Exercise requirements.
Each entry below is to be duplicated verbatim.

━━ Record list

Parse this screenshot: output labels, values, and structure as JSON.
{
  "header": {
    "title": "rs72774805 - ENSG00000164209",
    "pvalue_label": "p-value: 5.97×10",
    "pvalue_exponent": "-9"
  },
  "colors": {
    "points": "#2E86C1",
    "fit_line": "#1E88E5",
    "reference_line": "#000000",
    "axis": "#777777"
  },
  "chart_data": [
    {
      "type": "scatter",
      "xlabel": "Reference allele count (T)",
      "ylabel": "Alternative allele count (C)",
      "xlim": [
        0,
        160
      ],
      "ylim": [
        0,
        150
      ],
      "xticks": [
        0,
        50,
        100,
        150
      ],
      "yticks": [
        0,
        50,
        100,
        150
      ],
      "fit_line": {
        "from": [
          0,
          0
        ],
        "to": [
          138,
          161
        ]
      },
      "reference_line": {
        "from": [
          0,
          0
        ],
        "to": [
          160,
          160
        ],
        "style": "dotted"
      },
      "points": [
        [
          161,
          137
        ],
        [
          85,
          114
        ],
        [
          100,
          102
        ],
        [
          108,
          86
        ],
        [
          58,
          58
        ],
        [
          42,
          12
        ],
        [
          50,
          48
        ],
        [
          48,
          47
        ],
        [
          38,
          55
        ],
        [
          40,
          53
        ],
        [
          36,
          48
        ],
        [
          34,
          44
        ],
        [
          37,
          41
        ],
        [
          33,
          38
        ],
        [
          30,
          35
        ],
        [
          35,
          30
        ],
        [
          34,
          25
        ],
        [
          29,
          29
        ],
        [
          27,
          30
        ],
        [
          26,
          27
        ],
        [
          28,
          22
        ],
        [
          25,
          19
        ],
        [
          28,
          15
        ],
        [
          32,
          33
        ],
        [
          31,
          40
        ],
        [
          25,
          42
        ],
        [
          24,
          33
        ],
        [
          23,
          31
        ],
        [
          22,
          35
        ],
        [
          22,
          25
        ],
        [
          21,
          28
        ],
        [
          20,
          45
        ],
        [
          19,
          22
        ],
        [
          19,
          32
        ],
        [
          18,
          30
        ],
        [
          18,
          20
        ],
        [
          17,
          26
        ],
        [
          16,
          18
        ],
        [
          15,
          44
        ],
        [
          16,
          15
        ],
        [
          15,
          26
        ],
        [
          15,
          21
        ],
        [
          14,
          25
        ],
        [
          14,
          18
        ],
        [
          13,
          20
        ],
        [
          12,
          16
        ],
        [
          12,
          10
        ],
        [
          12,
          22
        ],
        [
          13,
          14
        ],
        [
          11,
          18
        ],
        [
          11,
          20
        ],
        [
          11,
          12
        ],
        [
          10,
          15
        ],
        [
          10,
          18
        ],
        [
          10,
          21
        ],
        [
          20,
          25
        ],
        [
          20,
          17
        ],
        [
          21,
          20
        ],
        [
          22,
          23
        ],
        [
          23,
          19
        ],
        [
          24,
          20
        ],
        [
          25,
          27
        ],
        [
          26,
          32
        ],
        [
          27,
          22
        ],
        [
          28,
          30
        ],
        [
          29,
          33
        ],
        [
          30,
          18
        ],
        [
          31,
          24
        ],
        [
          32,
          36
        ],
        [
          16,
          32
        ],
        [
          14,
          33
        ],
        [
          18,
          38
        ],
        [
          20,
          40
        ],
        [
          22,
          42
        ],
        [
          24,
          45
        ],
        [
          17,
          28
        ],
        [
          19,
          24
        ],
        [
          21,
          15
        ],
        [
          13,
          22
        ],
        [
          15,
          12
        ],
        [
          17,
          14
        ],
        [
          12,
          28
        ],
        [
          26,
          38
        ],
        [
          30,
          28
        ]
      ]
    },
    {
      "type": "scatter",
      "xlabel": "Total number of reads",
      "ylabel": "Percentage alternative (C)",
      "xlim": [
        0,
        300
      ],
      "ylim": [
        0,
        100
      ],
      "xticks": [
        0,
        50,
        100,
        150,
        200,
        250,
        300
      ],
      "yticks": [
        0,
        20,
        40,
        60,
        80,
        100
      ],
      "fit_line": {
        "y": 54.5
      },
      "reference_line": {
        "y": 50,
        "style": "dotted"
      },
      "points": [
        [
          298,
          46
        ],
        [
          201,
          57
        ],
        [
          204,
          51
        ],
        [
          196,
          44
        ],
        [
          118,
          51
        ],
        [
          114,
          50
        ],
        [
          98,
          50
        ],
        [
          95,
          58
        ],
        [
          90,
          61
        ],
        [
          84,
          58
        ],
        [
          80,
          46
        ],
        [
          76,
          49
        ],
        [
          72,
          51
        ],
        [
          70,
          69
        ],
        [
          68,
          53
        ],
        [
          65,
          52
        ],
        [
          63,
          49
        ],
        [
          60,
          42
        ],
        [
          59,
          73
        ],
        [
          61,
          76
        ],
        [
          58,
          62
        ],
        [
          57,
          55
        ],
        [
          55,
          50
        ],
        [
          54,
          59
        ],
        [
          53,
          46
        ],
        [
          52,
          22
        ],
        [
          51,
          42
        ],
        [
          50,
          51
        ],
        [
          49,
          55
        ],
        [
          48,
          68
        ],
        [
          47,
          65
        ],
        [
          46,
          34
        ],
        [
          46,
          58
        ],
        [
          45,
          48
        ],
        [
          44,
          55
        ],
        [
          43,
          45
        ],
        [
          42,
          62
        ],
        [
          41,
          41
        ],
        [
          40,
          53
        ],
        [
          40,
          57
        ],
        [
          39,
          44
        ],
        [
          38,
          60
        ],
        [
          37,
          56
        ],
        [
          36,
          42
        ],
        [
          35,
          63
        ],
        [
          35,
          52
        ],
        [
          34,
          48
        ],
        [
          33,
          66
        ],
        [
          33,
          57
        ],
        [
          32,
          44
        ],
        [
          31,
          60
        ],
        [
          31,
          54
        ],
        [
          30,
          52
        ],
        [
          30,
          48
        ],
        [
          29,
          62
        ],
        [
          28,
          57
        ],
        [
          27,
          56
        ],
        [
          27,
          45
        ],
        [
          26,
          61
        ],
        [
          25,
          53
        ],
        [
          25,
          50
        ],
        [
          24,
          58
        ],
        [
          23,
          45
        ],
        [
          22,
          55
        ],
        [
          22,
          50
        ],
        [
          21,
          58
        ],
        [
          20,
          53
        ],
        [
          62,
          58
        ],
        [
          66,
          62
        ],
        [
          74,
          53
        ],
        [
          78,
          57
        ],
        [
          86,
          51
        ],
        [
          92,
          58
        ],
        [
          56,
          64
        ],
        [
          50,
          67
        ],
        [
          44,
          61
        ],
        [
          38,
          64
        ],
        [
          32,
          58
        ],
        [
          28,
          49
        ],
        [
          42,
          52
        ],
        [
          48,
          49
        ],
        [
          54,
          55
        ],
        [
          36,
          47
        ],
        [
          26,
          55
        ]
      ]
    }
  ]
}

━━━━

Exercise result.
Parse this screenshot: output labels, values, and structure as JSON.
{
  "header": {
    "title": "rs72774805 - ENSG00000164209",
    "pvalue_label": "p-value: 5.97×10",
    "pvalue_exponent": "-9"
  },
  "colors": {
    "points": "#2E86C1",
    "fit_line": "#1E88E5",
    "reference_line": "#000000",
    "axis": "#777777"
  },
  "chart_data": [
    {
      "type": "scatter",
      "xlabel": "Reference allele count (T)",
      "ylabel": "Alternative allele count (C)",
      "xlim": [
        0,
        160
      ],
      "ylim": [
        0,
        150
      ],
      "xticks": [
        0,
        50,
        100,
        150
      ],
      "yticks": [
        0,
        50,
        100,
        150
      ],
      "fit_line": {
        "from": [
          0,
          0
        ],
        "to": [
          138,
          161
        ]
      },
      "reference_line": {
        "from": [
          0,
          0
        ],
        "to": [
          160,
          160
        ],
        "style": "dotted"
      },
      "points": [
        [
          161,
          137
        ],
        [
          85,
          114
        ],
        [
          100,
          102
        ],
        [
          108,
          86
        ],
        [
          58,
          58
        ],
        [
          42,
          12
        ],
        [
          50,
          48
        ],
        [
          48,
          47
        ],
        [
          38,
          55
        ],
        [
          40,
          53
        ],
        [
          36,
          48
        ],
        [
          34,
          44
        ],
        [
          37,
          41
        ],
        [
          33,
          38
        ],
        [
          30,
          35
        ],
        [
          35,
          30
        ],
        [
          34,
          25
        ],
        [
          29,
          29
        ],
        [
          27,
          30
        ],
        [
          26,
          27
        ],
        [
          28,
          22
        ],
        [
          25,
          19
        ],
        [
          28,
          15
        ],
        [
          32,
          33
        ],
        [
          31,
          40
        ],
        [
          25,
          42
        ],
        [
          24,
          33
        ],
        [
          23,
          31
        ],
        [
          22,
          35
        ],
        [
          22,
          25
        ],
        [
          21,
          28
        ],
        [
          20,
          45
        ],
        [
          19,
          22
        ],
        [
          19,
          32
        ],
        [
          18,
          30
        ],
        [
          18,
          20
        ],
        [
          17,
          26
        ],
        [
          16,
          18
        ],
        [
          15,
          44
        ],
        [
          16,
          15
        ],
        [
          15,
          26
        ],
        [
          15,
          21
        ],
        [
          14,
          25
        ],
        [
          14,
          18
        ],
        [
          13,
          20
        ],
        [
          12,
          16
        ],
        [
          12,
          10
        ],
        [
          12,
          22
        ],
        [
          13,
          14
        ],
        [
          11,
          18
        ],
        [
          11,
          20
        ],
        [
          11,
          12
        ],
        [
          10,
          15
        ],
        [
          10,
          18
        ],
        [
          10,
          21
        ],
        [
          20,
          25
        ],
        [
          20,
          17
        ],
        [
          21,
          20
        ],
        [
          22,
          23
        ],
        [
          23,
          19
        ],
        [
          24,
          20
        ],
        [
          25,
          27
        ],
        [
          26,
          32
        ],
        [
          27,
          22
        ],
        [
          28,
          30
        ],
        [
          29,
          33
        ],
        [
          30,
          18
        ],
        [
          31,
          24
        ],
        [
          32,
          36
        ],
        [
          16,
          32
        ],
        [
          14,
          33
        ],
        [
          18,
          38
        ],
        [
          20,
          40
        ],
        [
          22,
          42
        ],
        [
          24,
          45
        ],
        [
          17,
          28
        ],
        [
          19,
          24
        ],
        [
          21,
          15
        ],
        [
          13,
          22
        ],
        [
          15,
          12
        ],
        [
          17,
          14
        ],
        [
          12,
          28
        ],
        [
          26,
          38
        ],
        [
          30,
          28
        ]
      ]
    },
    {
      "type": "scatter",
      "xlabel": "Total number of reads",
      "ylabel": "Percentage alternative (C)",
      "xlim": [
        0,
        300
      ],
      "ylim": [
        0,
        100
      ],
      "xticks": [
        0,
        50,
        100,
        150,
        200,
        250,
        300
      ],
      "yticks": [
        0,
        20,
        40,
        60,
        80,
        100
      ],
      "fit_line": {
        "y": 54.5
      },
      "reference_line": {
        "y": 50,
        "style": "dotted"
      },
      "points": [
        [
          298,
          46
        ],
        [
          201,
          57
        ],
        [
          204,
          51
        ],
        [
          196,
          44
        ],
        [
          118,
          51
        ],
        [
          114,
          50
        ],
        [
          98,
          50
        ],
        [
          95,
          58
        ],
        [
          90,
          61
        ],
        [
          84,
          58
        ],
        [
          80,
          46
        ],
        [
          76,
          49
        ],
        [
          72,
          51
        ],
        [
          70,
          69
        ],
        [
          68,
          53
        ],
        [
          65,
          52
        ],
        [
          63,
          49
        ],
        [
          60,
          42
        ],
        [
          59,
          73
        ],
        [
          61,
          76
        ],
        [
          58,
          62
        ],
        [
          57,
          55
        ],
        [
          55,
          50
        ],
        [
          54,
          59
        ],
        [
          53,
          46
        ],
        [
          52,
          22
        ],
        [
          51,
          42
        ],
        [
          50,
          51
        ],
        [
          49,
          55
        ],
        [
          48,
          68
        ],
        [
          47,
          65
        ],
        [
          46,
          34
        ],
        [
          46,
          58
        ],
        [
          45,
          48
        ],
        [
          44,
          55
        ],
        [
          43,
          45
        ],
        [
          42,
          62
        ],
        [
          41,
          41
        ],
        [
          40,
          53
        ],
        [
          40,
          57
        ],
        [
          39,
          44
        ],
        [
          38,
          60
        ],
        [
          37,
          56
        ],
        [
          36,
          42
        ],
        [
          35,
          63
        ],
        [
          35,
          52
        ],
        [
          34,
          48
        ],
        [
          33,
          66
        ],
        [
          33,
          57
        ],
        [
          32,
          44
        ],
        [
          31,
          60
        ],
        [
          31,
          54
        ],
        [
          30,
          52
        ],
        [
          30,
          48
        ],
        [
          29,
          62
        ],
        [
          28,
          57
        ],
        [
          27,
          56
        ],
        [
          27,
          45
        ],
        [
          26,
          61
        ],
        [
          25,
          53
        ],
        [
          25,
          50
        ],
        [
          24,
          58
        ],
        [
          23,
          45
        ],
        [
          22,
          55
        ],
        [
          22,
          50
        ],
        [
          21,
          58
        ],
        [
          20,
          53
        ],
        [
          62,
          58
        ],
        [
          66,
          62
        ],
        [
          74,
          53
        ],
        [
          78,
          57
        ],
        [
          86,
          51
        ],
        [
          92,
          58
        ],
        [
          56,
          64
        ],
        [
          50,
          67
        ],
        [
          44,
          61
        ],
        [
          38,
          64
        ],
        [
          32,
          58
        ],
        [
          28,
          49
        ],
        [
          42,
          52
        ],
        [
          48,
          49
        ],
        [
          54,
          55
        ],
        [
          36,
          47
        ],
        [
          26,
          55
        ]
      ]
    }
  ]
}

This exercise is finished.